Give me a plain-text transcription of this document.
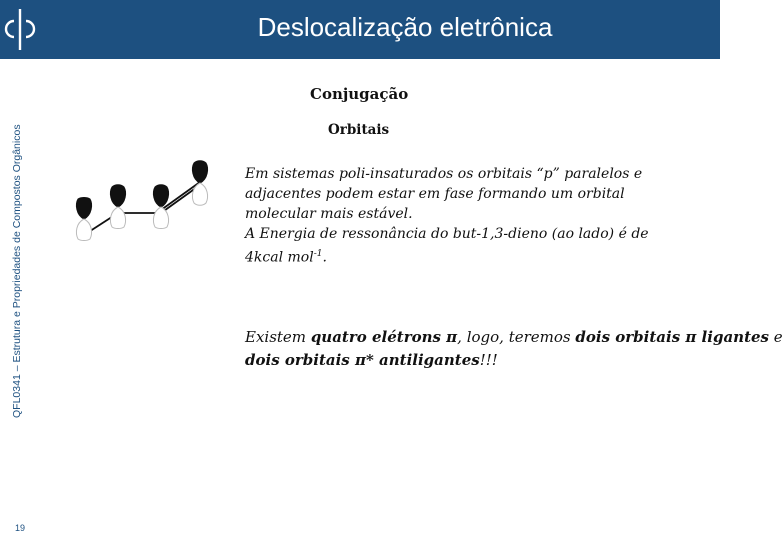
Deslocalização eletrônica
QFL0341 – Estrutura e Propriedades de Compostos Orgânicos
19
Conjugação
Orbitais
Em sistemas poli-insaturados os orbitais “p” paralelos e
adjacentes podem estar em fase formando um orbital
molecular mais estável.
A Energia de ressonância do but-1,3-dieno (ao lado) é de
4kcal mol$^{-1}$.
Existem quatro elétrons π, logo, teremos dois orbitais π ligantes e
dois orbitais π* antiligantes!!!
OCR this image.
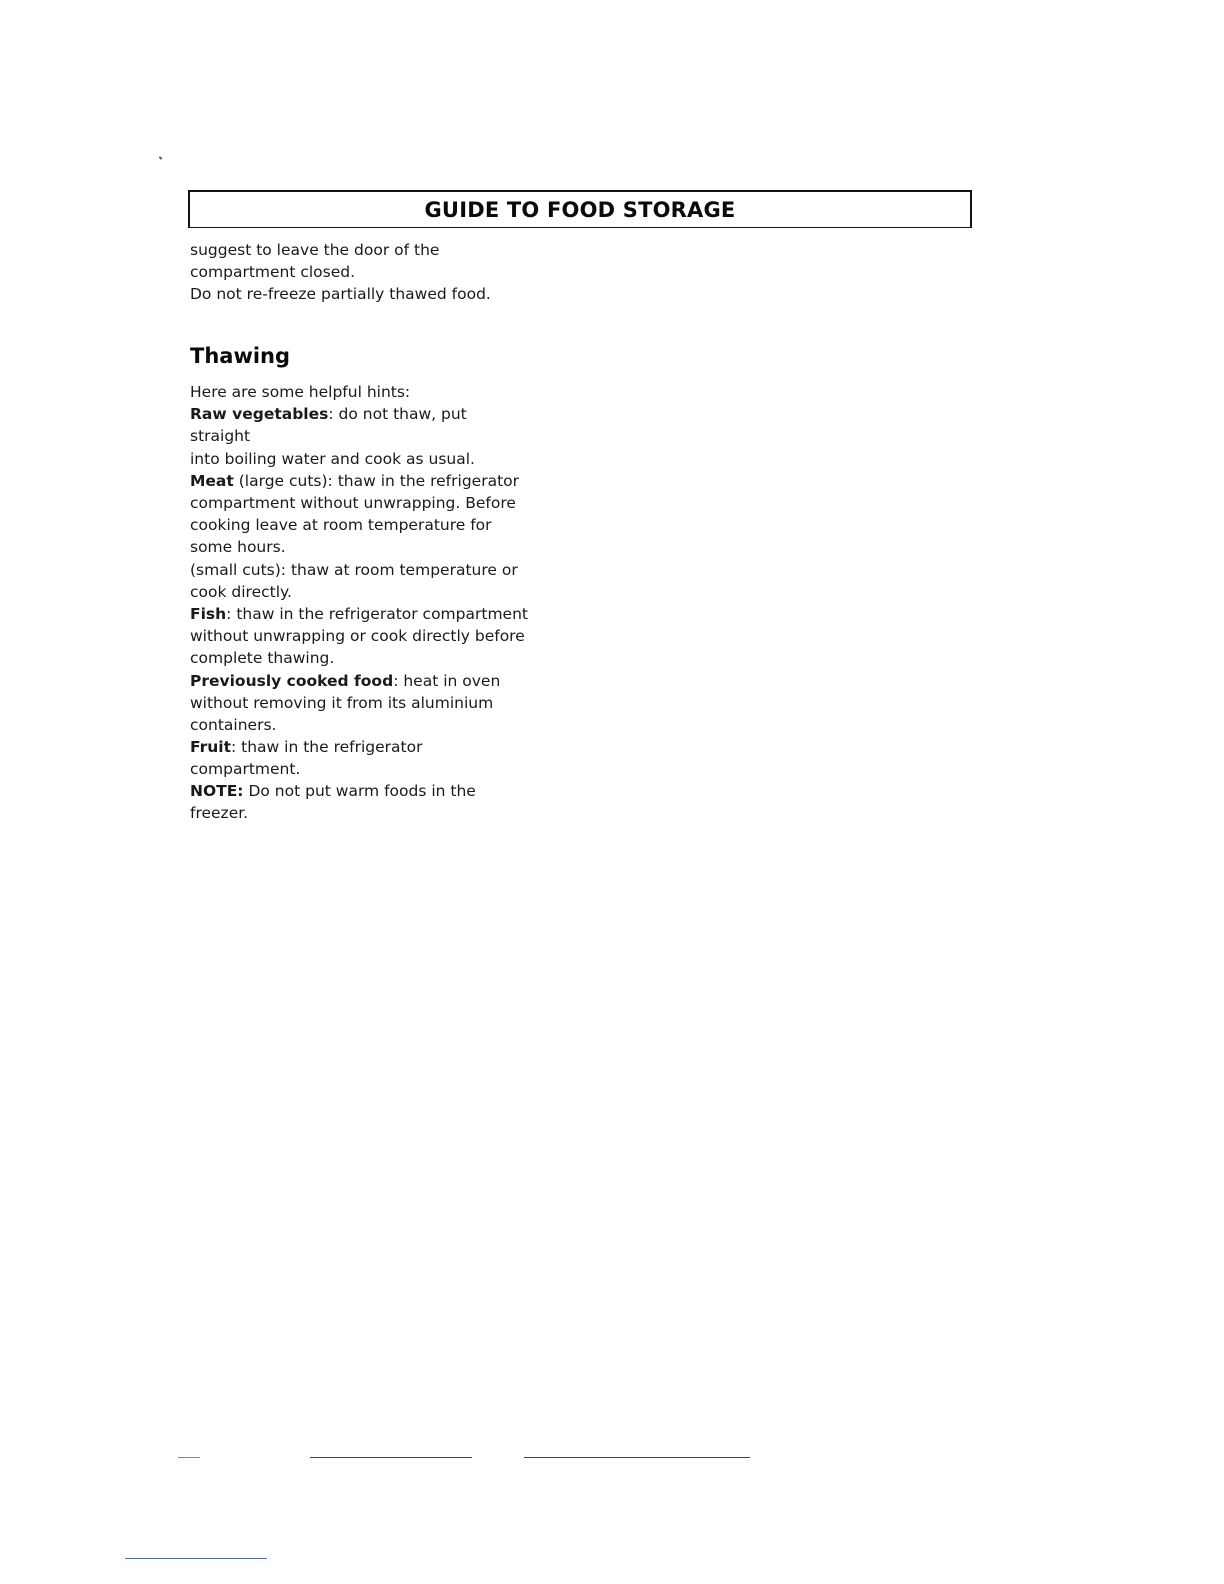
GUIDE TO FOOD STORAGE

suggest to leave the door of the

compartment closed.

Do not re-freeze partially thawed food.

Thawing

Here are some helpful hints:

Raw vegetables: do not thaw, put straight

into boiling water and cook as usual.

Meat (large cuts): thaw in the refrigerator

compartment without unwrapping. Before

cooking leave at room temperature for

some hours.

(small cuts): thaw at room temperature or

cook directly.

Fish: thaw in the refrigerator compartment

without unwrapping or cook directly before

complete thawing.

Previously cooked food: heat in oven

without removing it from its aluminium

containers.

Fruit: thaw in the refrigerator

compartment.

NOTE: Do not put warm foods in the

freezer.
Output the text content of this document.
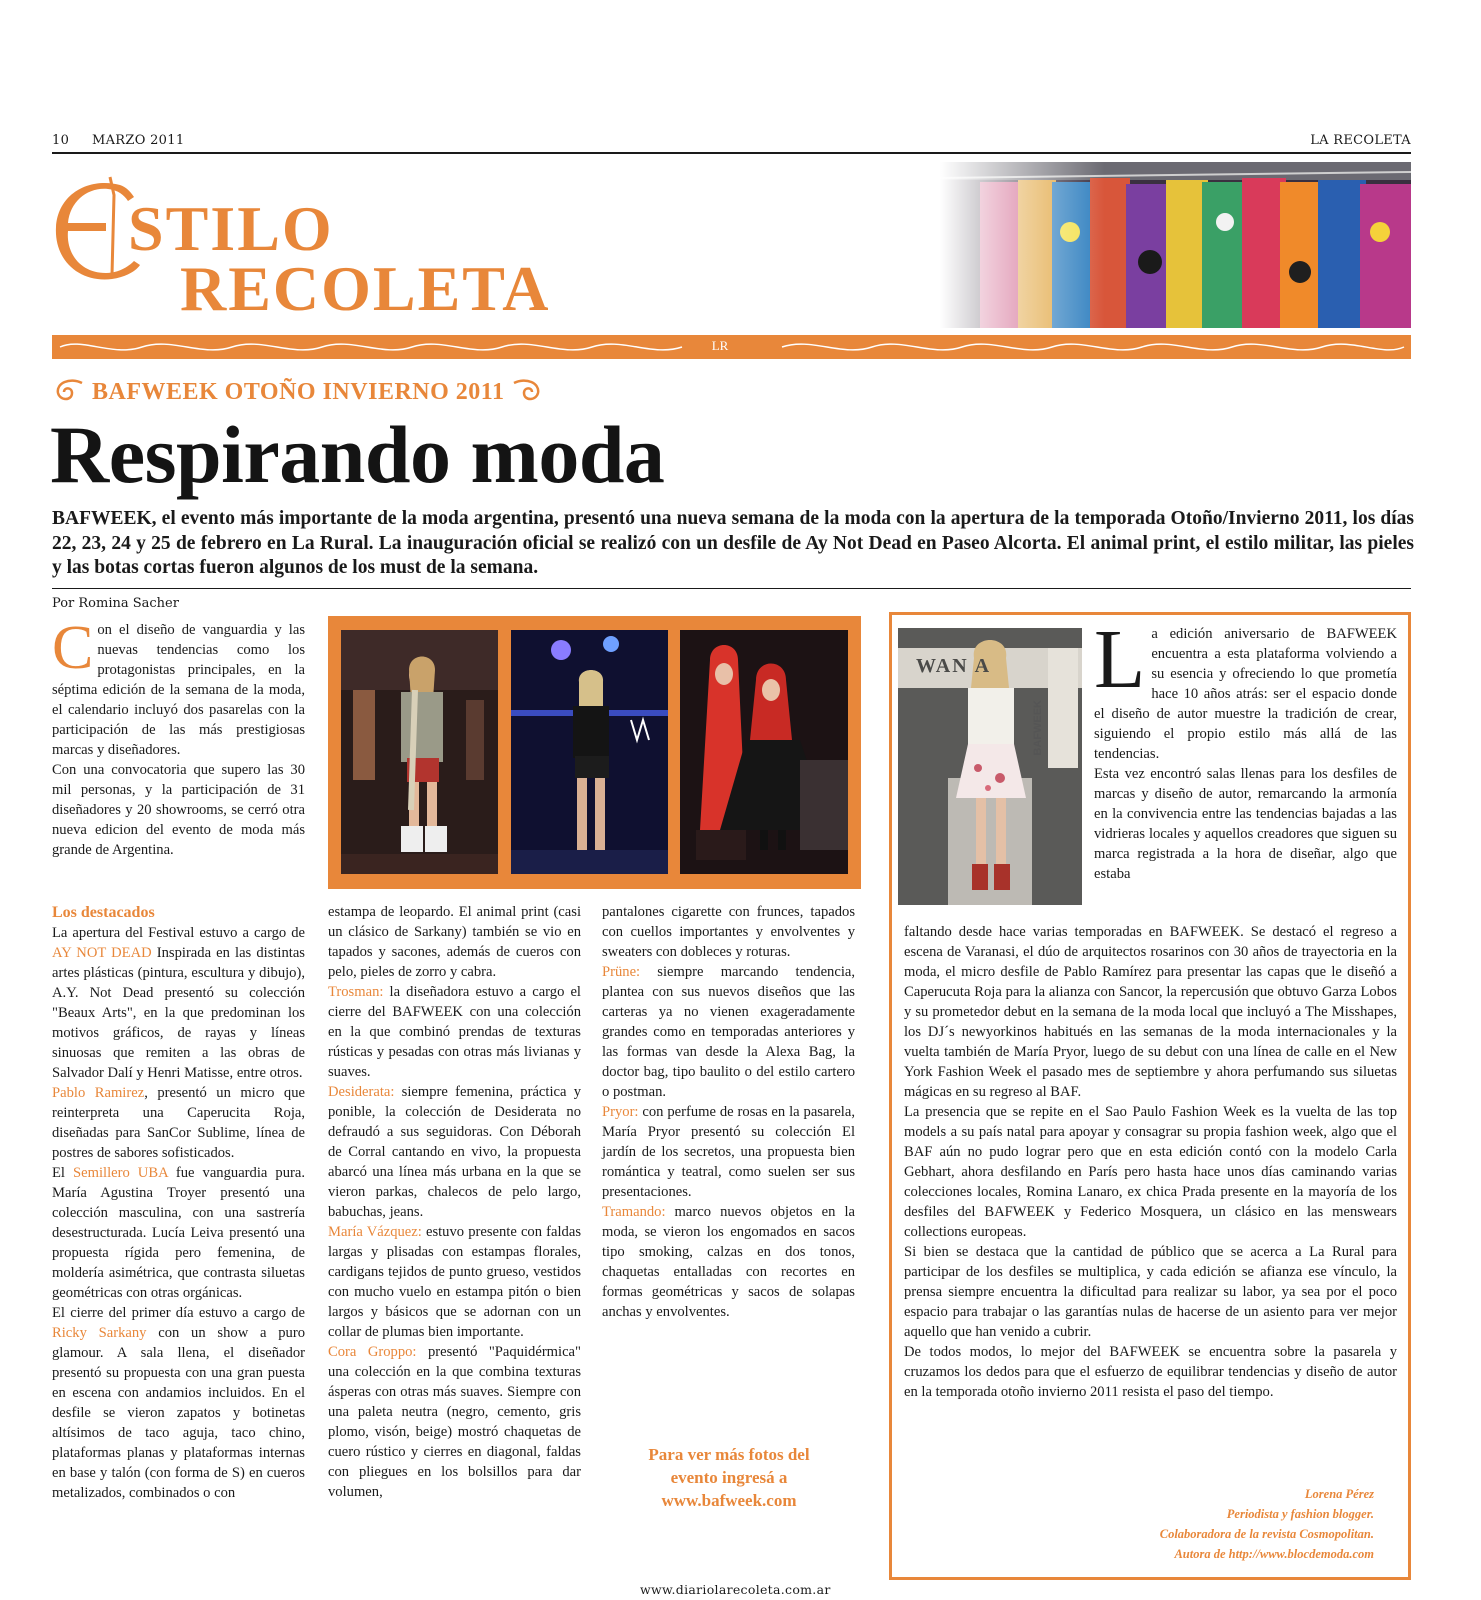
10 MARZO 2011	LA RECOLETA
STILO
RECOLETA
LR
BAFWEEK OTOÑO INVIERNO 2011
Respirando moda
BAFWEEK, el evento más importante de la moda argentina, presentó una nueva semana de la moda con la apertura de la temporada Otoño/Invierno 2011, los días 22, 23, 24 y 25 de febrero en La Rural. La inauguración oficial se realizó con un desfile de Ay Not Dead en Paseo Alcorta. El animal print, el estilo militar, las pieles y las botas cortas fueron algunos de los must de la semana.
Por Romina Sacher

C on el diseño de vanguardia y las nuevas tendencias como los protagonistas principales, en la séptima edición de la semana de la moda, el calendario incluyó dos pasarelas con la participación de las más prestigiosas marcas y diseñadores.

Con una convocatoria que supero las 30 mil personas, y la participación de 31 diseñadores y 20 showrooms, se cerró otra nueva edicion del evento de moda más grande de Argentina.

Los destacados

La apertura del Festival estuvo a cargo de AY NOT DEAD Inspirada en las distintas artes plásticas (pintura, escultura y dibujo), A.Y. Not Dead presentó su colección "Beaux Arts", en la que predominan los motivos gráficos, de rayas y líneas sinuosas que remiten a las obras de Salvador Dalí y Henri Matisse, entre otros.

Pablo Ramirez, presentó un micro que reinterpreta una Caperucita Roja, diseñadas para SanCor Sublime, línea de postres de sabores sofisticados.

El Semillero UBA fue vanguardia pura. María Agustina Troyer presentó una colección masculina, con una sastrería desestructurada. Lucía Leiva presentó una propuesta rígida pero femenina, de moldería asimétrica, que contrasta siluetas geométricas con otras orgánicas.

El cierre del primer día estuvo a cargo de Ricky Sarkany con un show a puro glamour. A sala llena, el diseñador presentó su propuesta con una gran puesta en escena con andamios incluidos. En el desfile se vieron zapatos y botinetas altísimos de taco aguja, taco chino, plataformas planas y plataformas internas en base y talón (con forma de S) en cueros metalizados, combinados o con

estampa de leopardo. El animal print (casi un clásico de Sarkany) también se vio en tapados y sacones, además de cueros con pelo, pieles de zorro y cabra.

Trosman: la diseñadora estuvo a cargo el cierre del BAFWEEK con una colección en la que combinó prendas de texturas rústicas y pesadas con otras más livianas y suaves.

Desiderata: siempre femenina, práctica y ponible, la colección de Desiderata no defraudó a sus seguidoras. Con Déborah de Corral cantando en vivo, la propuesta abarcó una línea más urbana en la que se vieron parkas, chalecos de pelo largo, babuchas, jeans.

María Vázquez: estuvo presente con faldas largas y plisadas con estampas florales, cardigans tejidos de punto grueso, vestidos con mucho vuelo en estampa pitón o bien largos y básicos que se adornan con un collar de plumas bien importante.

Cora Groppo: presentó "Paquidérmica" una colección en la que combina texturas ásperas con otras más suaves. Siempre con una paleta neutra (negro, cemento, gris plomo, visón, beige) mostró chaquetas de cuero rústico y cierres en diagonal, faldas con pliegues en los bolsillos para dar volumen,

pantalones cigarette con frunces, tapados con cuellos importantes y envolventes y sweaters con dobleces y roturas.

Prüne: siempre marcando tendencia, plantea con sus nuevos diseños que las carteras ya no vienen exageradamente grandes como en temporadas anteriores y las formas van desde la Alexa Bag, la doctor bag, tipo baulito o del estilo cartero o postman.

Pryor: con perfume de rosas en la pasarela, María Pryor presentó su colección El jardín de los secretos, una propuesta bien romántica y teatral, como suelen ser sus presentaciones.

Tramando: marco nuevos objetos en la moda, se vieron los engomados en sacos tipo smoking, calzas en dos tonos, chaquetas entalladas con recortes en formas geométricas y sacos de solapas anchas y envolventes.

Para ver más fotos del
evento ingresá a
www.bafweek.com
WAN A
BAFWEEK

L a edición aniversario de BAFWEEK encuentra a esta plataforma volviendo a su esencia y ofreciendo lo que prometía hace 10 años atrás: ser el espacio donde el diseño de autor muestre la tradición de crear, siguiendo el propio estilo más allá de las tendencias.

Esta vez encontró salas llenas para los desfiles de marcas y diseño de autor, remarcando la armonía en la convivencia entre las tendencias bajadas a las vidrieras locales y aquellos creadores que siguen su marca registrada a la hora de diseñar, algo que estaba

faltando desde hace varias temporadas en BAFWEEK. Se destacó el regreso a escena de Varanasi, el dúo de arquitectos rosarinos con 30 años de trayectoria en la moda, el micro desfile de Pablo Ramírez para presentar las capas que le diseñó a Caperucuta Roja para la alianza con Sancor, la repercusión que obtuvo Garza Lobos y su prometedor debut en la semana de la moda local que incluyó a The Misshapes, los DJ´s newyorkinos habitués en las semanas de la moda internacionales y la vuelta también de María Pryor, luego de su debut con una línea de calle en el New York Fashion Week el pasado mes de septiembre y ahora perfumando sus siluetas mágicas en su regreso al BAF.

La presencia que se repite en el Sao Paulo Fashion Week es la vuelta de las top models a su país natal para apoyar y consagrar su propia fashion week, algo que el BAF aún no pudo lograr pero que en esta edición contó con la modelo Carla Gebhart, ahora desfilando en París pero hasta hace unos días caminando varias colecciones locales, Romina Lanaro, ex chica Prada presente en la mayoría de los desfiles del BAFWEEK y Federico Mosquera, un clásico en las menswears collections europeas.

Si bien se destaca que la cantidad de público que se acerca a La Rural para participar de los desfiles se multiplica, y cada edición se afianza ese vínculo, la prensa siempre encuentra la dificultad para realizar su labor, ya sea por el poco espacio para trabajar o las garantías nulas de hacerse de un asiento para ver mejor aquello que han venido a cubrir.

De todos modos, lo mejor del BAFWEEK se encuentra sobre la pasarela y cruzamos los dedos para que el esfuerzo de equilibrar tendencias y diseño de autor en la temporada otoño invierno 2011 resista el paso del tiempo.

Lorena Pérez
Periodista y fashion blogger.
Colaboradora de la revista Cosmopolitan.
Autora de http://www.blocdemoda.com
www.diariolarecoleta.com.ar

——————

● **AIM OF THE TASK**:
Select all lines with the word "tapados" from the entries above.

● **RESPONSE**:
estampa de leopardo. El animal print (casi un clásico de Sarkany) también se vio en tapados y sacones, además de cueros con pelo, pieles de zorro y cabra.
pantalones cigarette con frunces, tapados con cuellos importantes y envolventes y sweaters con dobleces y roturas.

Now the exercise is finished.